**Stated exercise**
Only a number is wanted here: the number of lines of the data that include "Overbought".

**Material for this exercise**
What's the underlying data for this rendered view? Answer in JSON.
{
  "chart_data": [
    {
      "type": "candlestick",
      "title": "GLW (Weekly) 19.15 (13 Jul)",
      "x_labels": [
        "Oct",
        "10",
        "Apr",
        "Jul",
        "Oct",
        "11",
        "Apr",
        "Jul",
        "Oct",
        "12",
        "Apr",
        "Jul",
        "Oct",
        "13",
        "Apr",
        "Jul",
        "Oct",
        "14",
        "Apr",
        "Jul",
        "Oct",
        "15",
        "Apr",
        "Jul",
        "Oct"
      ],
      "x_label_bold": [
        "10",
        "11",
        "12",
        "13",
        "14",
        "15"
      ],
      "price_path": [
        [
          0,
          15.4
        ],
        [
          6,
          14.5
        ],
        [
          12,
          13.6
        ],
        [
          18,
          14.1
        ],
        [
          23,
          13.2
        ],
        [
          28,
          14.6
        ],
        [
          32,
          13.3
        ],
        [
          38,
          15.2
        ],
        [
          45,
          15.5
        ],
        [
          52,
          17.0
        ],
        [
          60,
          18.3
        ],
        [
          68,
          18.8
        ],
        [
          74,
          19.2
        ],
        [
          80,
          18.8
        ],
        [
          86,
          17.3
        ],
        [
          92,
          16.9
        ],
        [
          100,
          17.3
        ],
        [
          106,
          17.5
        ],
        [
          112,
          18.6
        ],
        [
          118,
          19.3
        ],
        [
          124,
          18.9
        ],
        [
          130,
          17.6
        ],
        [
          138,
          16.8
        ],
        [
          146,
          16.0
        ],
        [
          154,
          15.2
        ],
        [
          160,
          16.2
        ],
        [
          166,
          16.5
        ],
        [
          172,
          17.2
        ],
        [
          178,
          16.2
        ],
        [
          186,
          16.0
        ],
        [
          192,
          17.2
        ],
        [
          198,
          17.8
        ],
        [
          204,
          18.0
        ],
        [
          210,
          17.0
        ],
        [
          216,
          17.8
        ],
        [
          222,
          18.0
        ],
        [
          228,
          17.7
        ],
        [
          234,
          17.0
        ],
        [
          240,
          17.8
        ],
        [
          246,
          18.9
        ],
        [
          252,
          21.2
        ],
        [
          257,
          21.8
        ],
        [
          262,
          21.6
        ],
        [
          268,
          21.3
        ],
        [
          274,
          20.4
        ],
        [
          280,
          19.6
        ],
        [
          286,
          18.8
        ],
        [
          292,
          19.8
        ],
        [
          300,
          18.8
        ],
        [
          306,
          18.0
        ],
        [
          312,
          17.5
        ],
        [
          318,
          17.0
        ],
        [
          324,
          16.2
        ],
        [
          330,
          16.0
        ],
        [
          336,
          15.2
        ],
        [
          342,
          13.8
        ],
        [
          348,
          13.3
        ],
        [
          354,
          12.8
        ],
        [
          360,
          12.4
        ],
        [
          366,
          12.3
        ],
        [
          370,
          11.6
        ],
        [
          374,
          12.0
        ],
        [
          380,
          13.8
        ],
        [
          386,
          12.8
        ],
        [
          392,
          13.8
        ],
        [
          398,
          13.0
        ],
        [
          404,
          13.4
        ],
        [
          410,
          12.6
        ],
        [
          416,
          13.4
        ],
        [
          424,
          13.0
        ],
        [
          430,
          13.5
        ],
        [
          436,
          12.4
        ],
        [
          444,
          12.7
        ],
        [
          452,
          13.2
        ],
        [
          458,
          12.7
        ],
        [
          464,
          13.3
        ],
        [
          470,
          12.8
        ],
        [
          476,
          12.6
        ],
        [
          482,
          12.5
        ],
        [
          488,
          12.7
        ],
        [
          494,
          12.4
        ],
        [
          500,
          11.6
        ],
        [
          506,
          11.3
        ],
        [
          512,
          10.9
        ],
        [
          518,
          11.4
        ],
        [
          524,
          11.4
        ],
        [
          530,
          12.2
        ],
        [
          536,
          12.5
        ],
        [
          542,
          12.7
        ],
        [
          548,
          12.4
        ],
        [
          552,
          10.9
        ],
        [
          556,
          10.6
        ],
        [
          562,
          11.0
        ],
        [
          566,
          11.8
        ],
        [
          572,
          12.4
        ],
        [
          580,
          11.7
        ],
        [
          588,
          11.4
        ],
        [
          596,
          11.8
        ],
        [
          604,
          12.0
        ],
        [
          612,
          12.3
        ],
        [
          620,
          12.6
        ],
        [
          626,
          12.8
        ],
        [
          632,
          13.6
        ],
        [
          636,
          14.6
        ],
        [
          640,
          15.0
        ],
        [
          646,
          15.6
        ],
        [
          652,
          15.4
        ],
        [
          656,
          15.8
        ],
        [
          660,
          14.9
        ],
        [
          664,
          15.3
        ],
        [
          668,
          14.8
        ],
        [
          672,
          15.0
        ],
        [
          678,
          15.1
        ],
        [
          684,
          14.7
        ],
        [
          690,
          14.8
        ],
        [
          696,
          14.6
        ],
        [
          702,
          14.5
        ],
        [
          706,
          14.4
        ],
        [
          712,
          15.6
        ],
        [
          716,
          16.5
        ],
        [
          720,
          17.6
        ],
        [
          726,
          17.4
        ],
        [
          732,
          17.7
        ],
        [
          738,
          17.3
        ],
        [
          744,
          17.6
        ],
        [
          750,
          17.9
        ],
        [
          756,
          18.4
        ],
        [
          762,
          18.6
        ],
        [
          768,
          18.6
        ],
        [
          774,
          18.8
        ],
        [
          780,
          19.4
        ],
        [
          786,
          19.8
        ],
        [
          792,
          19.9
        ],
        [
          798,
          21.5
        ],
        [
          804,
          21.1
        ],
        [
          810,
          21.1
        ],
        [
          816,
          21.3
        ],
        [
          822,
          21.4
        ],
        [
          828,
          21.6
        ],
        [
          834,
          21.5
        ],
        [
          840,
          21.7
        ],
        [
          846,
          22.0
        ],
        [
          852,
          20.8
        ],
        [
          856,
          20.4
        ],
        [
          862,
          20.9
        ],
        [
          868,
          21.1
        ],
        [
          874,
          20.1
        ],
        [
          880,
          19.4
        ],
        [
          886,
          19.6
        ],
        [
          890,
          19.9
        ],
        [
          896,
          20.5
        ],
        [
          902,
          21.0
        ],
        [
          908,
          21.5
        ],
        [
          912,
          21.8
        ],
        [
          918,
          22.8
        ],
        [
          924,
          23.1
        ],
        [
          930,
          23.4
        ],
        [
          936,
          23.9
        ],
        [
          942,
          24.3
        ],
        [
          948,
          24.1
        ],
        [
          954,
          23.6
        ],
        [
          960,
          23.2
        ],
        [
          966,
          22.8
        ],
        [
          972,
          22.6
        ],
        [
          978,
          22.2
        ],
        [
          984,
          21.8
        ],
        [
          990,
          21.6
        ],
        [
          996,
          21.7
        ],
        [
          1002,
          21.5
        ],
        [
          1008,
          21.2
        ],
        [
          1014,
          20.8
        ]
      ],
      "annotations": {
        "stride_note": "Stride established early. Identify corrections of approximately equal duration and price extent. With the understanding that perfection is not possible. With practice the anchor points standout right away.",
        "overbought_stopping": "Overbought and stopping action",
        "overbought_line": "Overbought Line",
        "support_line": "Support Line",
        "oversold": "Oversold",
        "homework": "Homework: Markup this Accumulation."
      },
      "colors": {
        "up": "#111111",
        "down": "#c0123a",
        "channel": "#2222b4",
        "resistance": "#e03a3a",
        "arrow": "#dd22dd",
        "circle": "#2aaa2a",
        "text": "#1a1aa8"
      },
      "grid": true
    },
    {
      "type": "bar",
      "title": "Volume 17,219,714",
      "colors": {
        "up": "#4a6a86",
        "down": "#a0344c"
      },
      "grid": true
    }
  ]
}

**Output of the task**
2